**Your goal**
Repeat the material verbatim. Images are excluded from the copy.

**Records shown**
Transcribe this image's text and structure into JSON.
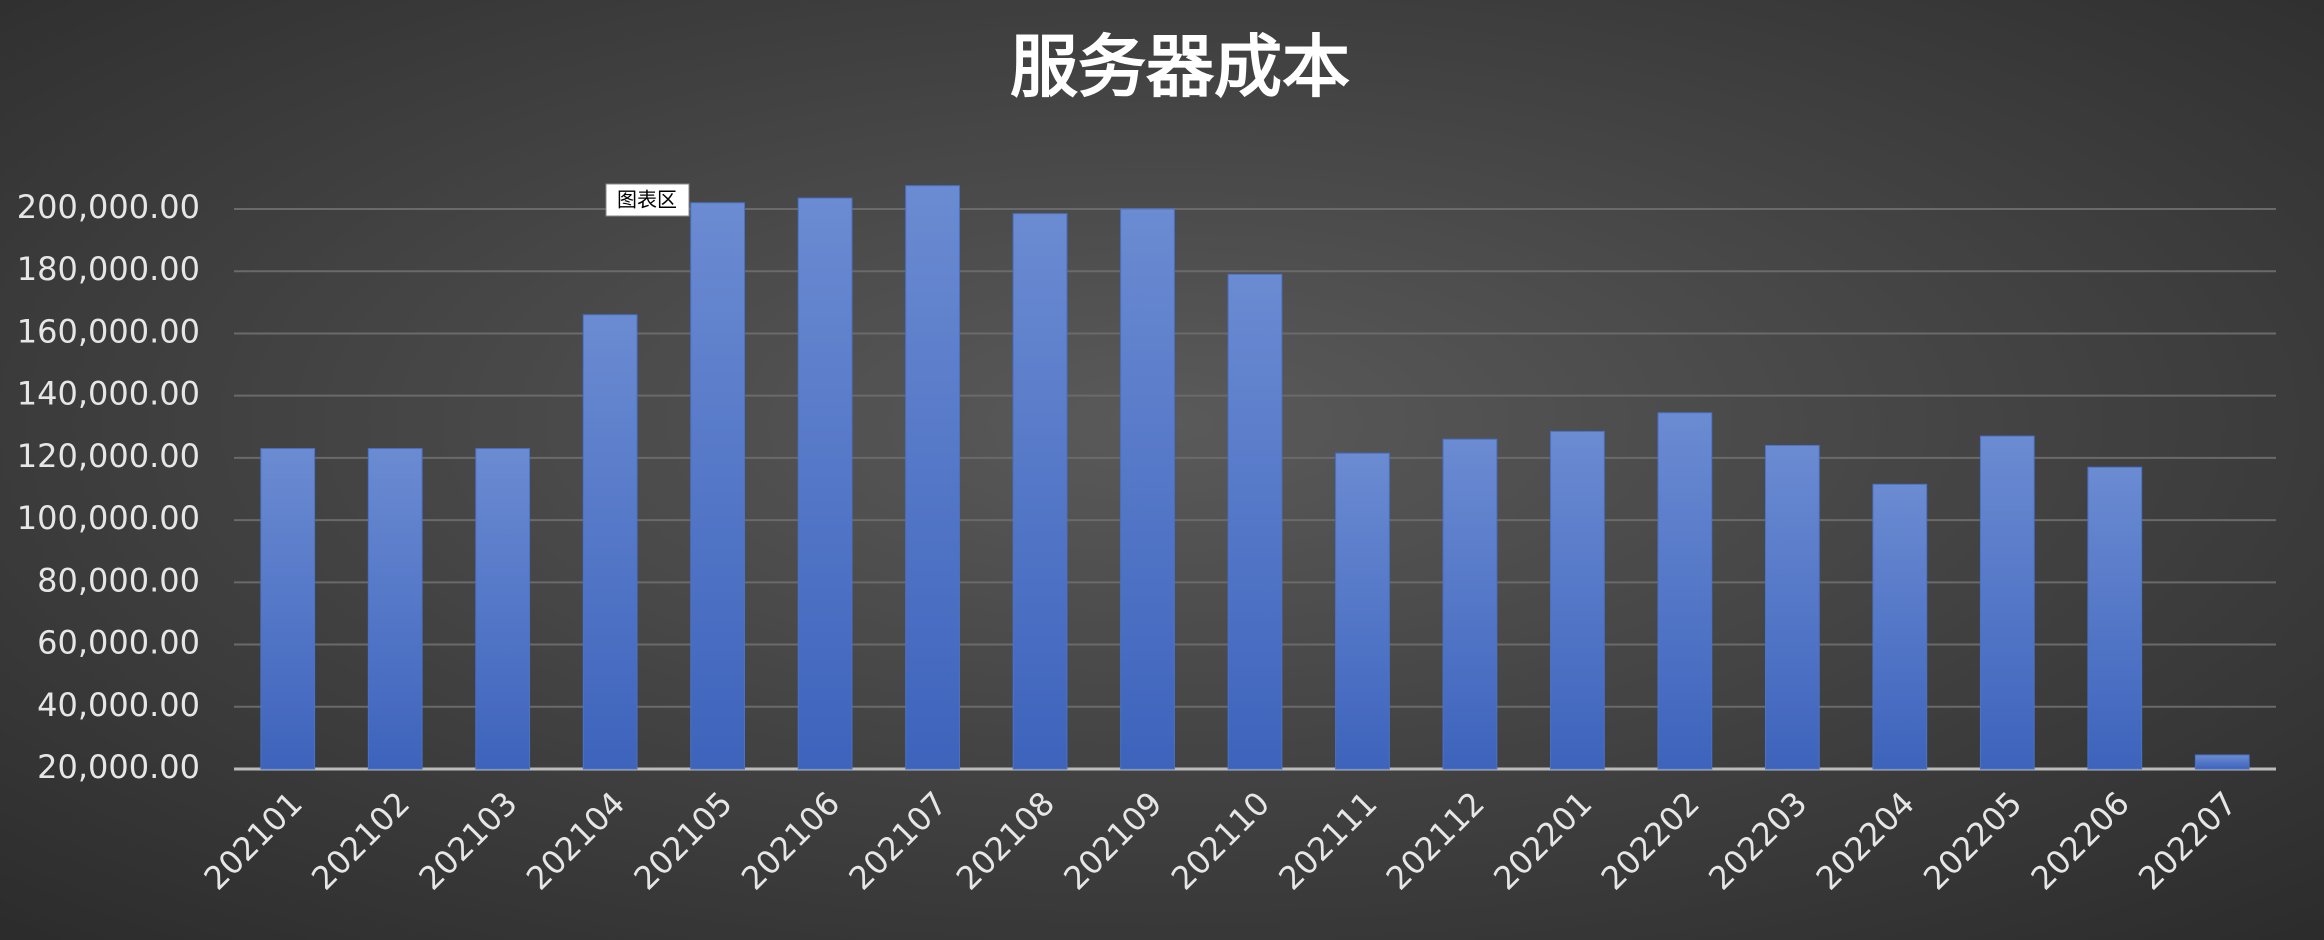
{
  "chart_data": {
    "type": "bar",
    "title": "服务器成本",
    "tooltip": "图表区",
    "categories": [
      "202101",
      "202102",
      "202103",
      "202104",
      "202105",
      "202106",
      "202107",
      "202108",
      "202109",
      "202110",
      "202111",
      "202112",
      "202201",
      "202202",
      "202203",
      "202204",
      "202205",
      "202206",
      "202207"
    ],
    "values": [
      123000,
      123000,
      123000,
      166000,
      202000,
      203500,
      207500,
      198500,
      200000,
      179000,
      121500,
      126000,
      128500,
      134500,
      124000,
      111500,
      127000,
      117000,
      24500
    ],
    "color": "#4a72c8",
    "ylim": [
      20000,
      200000
    ],
    "yticks": [
      {
        "value": 20000,
        "label": "20,000.00"
      },
      {
        "value": 40000,
        "label": "40,000.00"
      },
      {
        "value": 60000,
        "label": "60,000.00"
      },
      {
        "value": 80000,
        "label": "80,000.00"
      },
      {
        "value": 100000,
        "label": "100,000.00"
      },
      {
        "value": 120000,
        "label": "120,000.00"
      },
      {
        "value": 140000,
        "label": "140,000.00"
      },
      {
        "value": 160000,
        "label": "160,000.00"
      },
      {
        "value": 180000,
        "label": "180,000.00"
      },
      {
        "value": 200000,
        "label": "200,000.00"
      }
    ],
    "grid": true
  }
}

**In response**
Transcribe this image's text and structure into JSON.
{
  "chart_data": {
    "type": "bar",
    "title": "服务器成本",
    "tooltip": "图表区",
    "categories": [
      "202101",
      "202102",
      "202103",
      "202104",
      "202105",
      "202106",
      "202107",
      "202108",
      "202109",
      "202110",
      "202111",
      "202112",
      "202201",
      "202202",
      "202203",
      "202204",
      "202205",
      "202206",
      "202207"
    ],
    "values": [
      123000,
      123000,
      123000,
      166000,
      202000,
      203500,
      207500,
      198500,
      200000,
      179000,
      121500,
      126000,
      128500,
      134500,
      124000,
      111500,
      127000,
      117000,
      24500
    ],
    "color": "#4a72c8",
    "ylim": [
      20000,
      200000
    ],
    "yticks": [
      {
        "value": 20000,
        "label": "20,000.00"
      },
      {
        "value": 40000,
        "label": "40,000.00"
      },
      {
        "value": 60000,
        "label": "60,000.00"
      },
      {
        "value": 80000,
        "label": "80,000.00"
      },
      {
        "value": 100000,
        "label": "100,000.00"
      },
      {
        "value": 120000,
        "label": "120,000.00"
      },
      {
        "value": 140000,
        "label": "140,000.00"
      },
      {
        "value": 160000,
        "label": "160,000.00"
      },
      {
        "value": 180000,
        "label": "180,000.00"
      },
      {
        "value": 200000,
        "label": "200,000.00"
      }
    ],
    "grid": true
  }
}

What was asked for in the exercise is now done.